TO DO: Find every line containing the word "Monthly" in the records below; report only how many there are.

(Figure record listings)
<<<<
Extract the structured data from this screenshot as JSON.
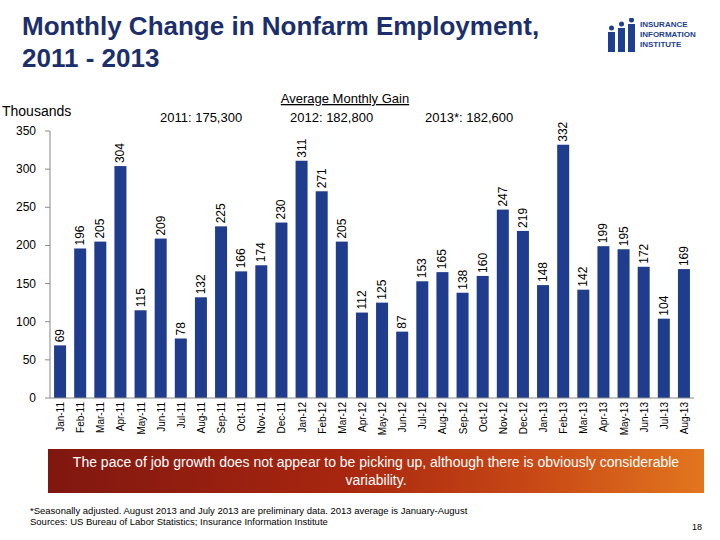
{
  "chart_data": {
    "type": "bar",
    "title": "Monthly Change in Nonfarm Employment,\n2011 - 2013",
    "ylabel": "Thousands",
    "annotations": [
      "Average Monthly Gain",
      "2011: 175,300",
      "2012: 182,800",
      "2013*: 182,600"
    ],
    "categories": [
      "Jan-11",
      "Feb-11",
      "Mar-11",
      "Apr-11",
      "May-11",
      "Jun-11",
      "Jul-11",
      "Aug-11",
      "Sep-11",
      "Oct-11",
      "Nov-11",
      "Dec-11",
      "Jan-12",
      "Feb-12",
      "Mar-12",
      "Apr-12",
      "May-12",
      "Jun-12",
      "Jul-12",
      "Aug-12",
      "Sep-12",
      "Oct-12",
      "Nov-12",
      "Dec-12",
      "Jan-13",
      "Feb-13",
      "Mar-13",
      "Apr-13",
      "May-13",
      "Jun-13",
      "Jul-13",
      "Aug-13"
    ],
    "values": [
      69,
      196,
      205,
      304,
      115,
      209,
      78,
      132,
      225,
      166,
      174,
      230,
      311,
      271,
      205,
      112,
      125,
      87,
      153,
      165,
      138,
      160,
      247,
      219,
      148,
      332,
      142,
      199,
      195,
      172,
      104,
      169
    ],
    "color": "#1f3d8c",
    "ylim": [
      0,
      350
    ],
    "yticks": [
      0,
      50,
      100,
      150,
      200,
      250,
      300,
      350
    ],
    "grid": false,
    "data_labels": true
  },
  "caption": "The pace of job growth does not appear to be picking up, although there is obviously considerable variability.",
  "footnotes": [
    "*Seasonally adjusted. August 2013 and July 2013 are preliminary data. 2013 average is January-August",
    "Sources: US Bureau of Labor Statistics; Insurance Information Institute"
  ],
  "logo": [
    "INSURANCE",
    "INFORMATION",
    "INSTITUTE"
  ],
  "page_number": "18"
}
>>>>
THE RESPONSE: 2